- **STATED EXERCISE**: Repeat the material below word for word and leave out all pictures.

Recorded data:
- - - - -
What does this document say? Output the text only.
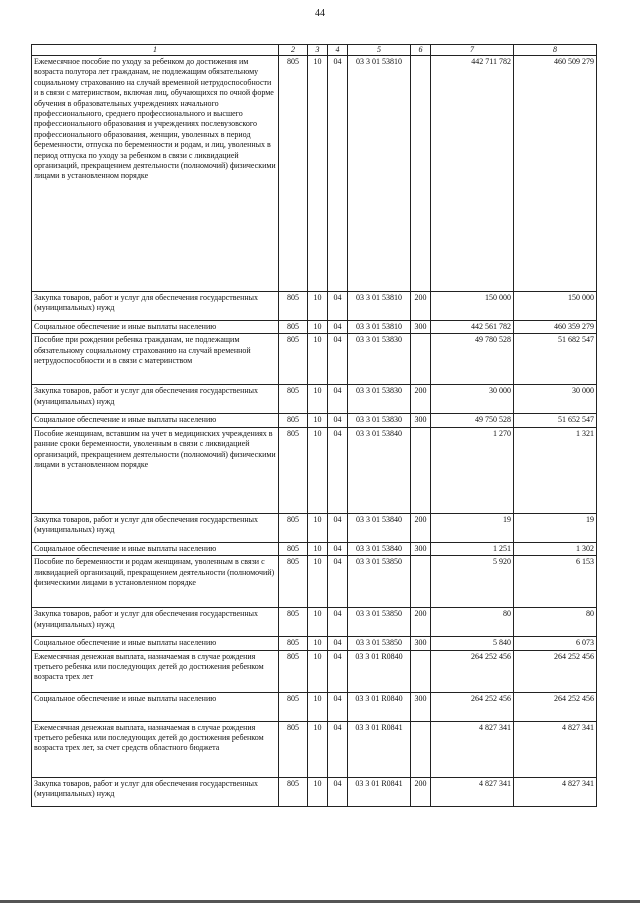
44
1	2	3	4	5	6	7	8
Ежемесячное пособие по уходу за ребенком до достижения им возраста полутора лет гражданам, не подлежащим обязательному социальному страхованию на случай временной нетрудоспособности и в связи с материнством, включая лиц, обучающихся по очной форме обучения в образовательных учреждениях начального профессионального, среднего профессионального и высшего профессионального образования и учреждениях послевузовского профессионального образования, женщин, уволенных в период беременности, отпуска по беременности и родам, и лиц, уволенных в период отпуска по уходу за ребенком в связи с ликвидацией организаций, прекращением деятельности (полномочий) физическими лицами в установленном порядке	805	10	04	03 3 01 53810		442 711 782	460 509 279
Закупка товаров, работ и услуг для обеспечения государственных (муниципальных) нужд	805	10	04	03 3 01 53810	200	150 000	150 000
Социальное обеспечение и иные выплаты населению	805	10	04	03 3 01 53810	300	442 561 782	460 359 279
Пособие при рождении ребенка гражданам, не подлежащим обязательному социальному страхованию на случай временной нетрудоспособности и в связи с материнством	805	10	04	03 3 01 53830		49 780 528	51 682 547
Закупка товаров, работ и услуг для обеспечения государственных (муниципальных) нужд	805	10	04	03 3 01 53830	200	30 000	30 000
Социальное обеспечение и иные выплаты населению	805	10	04	03 3 01 53830	300	49 750 528	51 652 547
Пособие женщинам, вставшим на учет в медицинских учреждениях в ранние сроки беременности, уволенным в связи с ликвидацией организаций, прекращением деятельности (полномочий) физическими лицами в установленном порядке	805	10	04	03 3 01 53840		1 270	1 321
Закупка товаров, работ и услуг для обеспечения государственных (муниципальных) нужд	805	10	04	03 3 01 53840	200	19	19
Социальное обеспечение и иные выплаты населению	805	10	04	03 3 01 53840	300	1 251	1 302
Пособие по беременности и родам женщинам, уволенным в связи с ликвидацией организаций, прекращением деятельности (полномочий) физическими лицами в установленном порядке	805	10	04	03 3 01 53850		5 920	6 153
Закупка товаров, работ и услуг для обеспечения государственных (муниципальных) нужд	805	10	04	03 3 01 53850	200	80	80
Социальное обеспечение и иные выплаты населению	805	10	04	03 3 01 53850	300	5 840	6 073
Ежемесячная денежная выплата, назначаемая в случае рождения третьего ребенка или последующих детей до достижения ребенком возраста трех лет	805	10	04	03 3 01 R0840		264 252 456	264 252 456
Социальное обеспечение и иные выплаты населению	805	10	04	03 3 01 R0840	300	264 252 456	264 252 456
Ежемесячная денежная выплата, назначаемая в случае рождения третьего ребенка или последующих детей до достижения ребенком возраста трех лет, за счет средств областного бюджета	805	10	04	03 3 01 R0841		4 827 341	4 827 341
Закупка товаров, работ и услуг для обеспечения государственных (муниципальных) нужд	805	10	04	03 3 01 R0841	200	4 827 341	4 827 341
- - - - -
- **RESPONSE FOR THIS EXERCISE**:
What does this document say? Output the text only.
44
1	2	3	4	5	6	7	8
Ежемесячное пособие по уходу за ребенком до достижения им возраста полутора лет гражданам, не подлежащим обязательному социальному страхованию на случай временной нетрудоспособности и в связи с материнством, включая лиц, обучающихся по очной форме обучения в образовательных учреждениях начального профессионального, среднего профессионального и высшего профессионального образования и учреждениях послевузовского профессионального образования, женщин, уволенных в период беременности, отпуска по беременности и родам, и лиц, уволенных в период отпуска по уходу за ребенком в связи с ликвидацией организаций, прекращением деятельности (полномочий) физическими лицами в установленном порядке	805	10	04	03 3 01 53810		442 711 782	460 509 279
Закупка товаров, работ и услуг для обеспечения государственных (муниципальных) нужд	805	10	04	03 3 01 53810	200	150 000	150 000
Социальное обеспечение и иные выплаты населению	805	10	04	03 3 01 53810	300	442 561 782	460 359 279
Пособие при рождении ребенка гражданам, не подлежащим обязательному социальному страхованию на случай временной нетрудоспособности и в связи с материнством	805	10	04	03 3 01 53830		49 780 528	51 682 547
Закупка товаров, работ и услуг для обеспечения государственных (муниципальных) нужд	805	10	04	03 3 01 53830	200	30 000	30 000
Социальное обеспечение и иные выплаты населению	805	10	04	03 3 01 53830	300	49 750 528	51 652 547
Пособие женщинам, вставшим на учет в медицинских учреждениях в ранние сроки беременности, уволенным в связи с ликвидацией организаций, прекращением деятельности (полномочий) физическими лицами в установленном порядке	805	10	04	03 3 01 53840		1 270	1 321
Закупка товаров, работ и услуг для обеспечения государственных (муниципальных) нужд	805	10	04	03 3 01 53840	200	19	19
Социальное обеспечение и иные выплаты населению	805	10	04	03 3 01 53840	300	1 251	1 302
Пособие по беременности и родам женщинам, уволенным в связи с ликвидацией организаций, прекращением деятельности (полномочий) физическими лицами в установленном порядке	805	10	04	03 3 01 53850		5 920	6 153
Закупка товаров, работ и услуг для обеспечения государственных (муниципальных) нужд	805	10	04	03 3 01 53850	200	80	80
Социальное обеспечение и иные выплаты населению	805	10	04	03 3 01 53850	300	5 840	6 073
Ежемесячная денежная выплата, назначаемая в случае рождения третьего ребенка или последующих детей до достижения ребенком возраста трех лет	805	10	04	03 3 01 R0840		264 252 456	264 252 456
Социальное обеспечение и иные выплаты населению	805	10	04	03 3 01 R0840	300	264 252 456	264 252 456
Ежемесячная денежная выплата, назначаемая в случае рождения третьего ребенка или последующих детей до достижения ребенком возраста трех лет, за счет средств областного бюджета	805	10	04	03 3 01 R0841		4 827 341	4 827 341
Закупка товаров, работ и услуг для обеспечения государственных (муниципальных) нужд	805	10	04	03 3 01 R0841	200	4 827 341	4 827 341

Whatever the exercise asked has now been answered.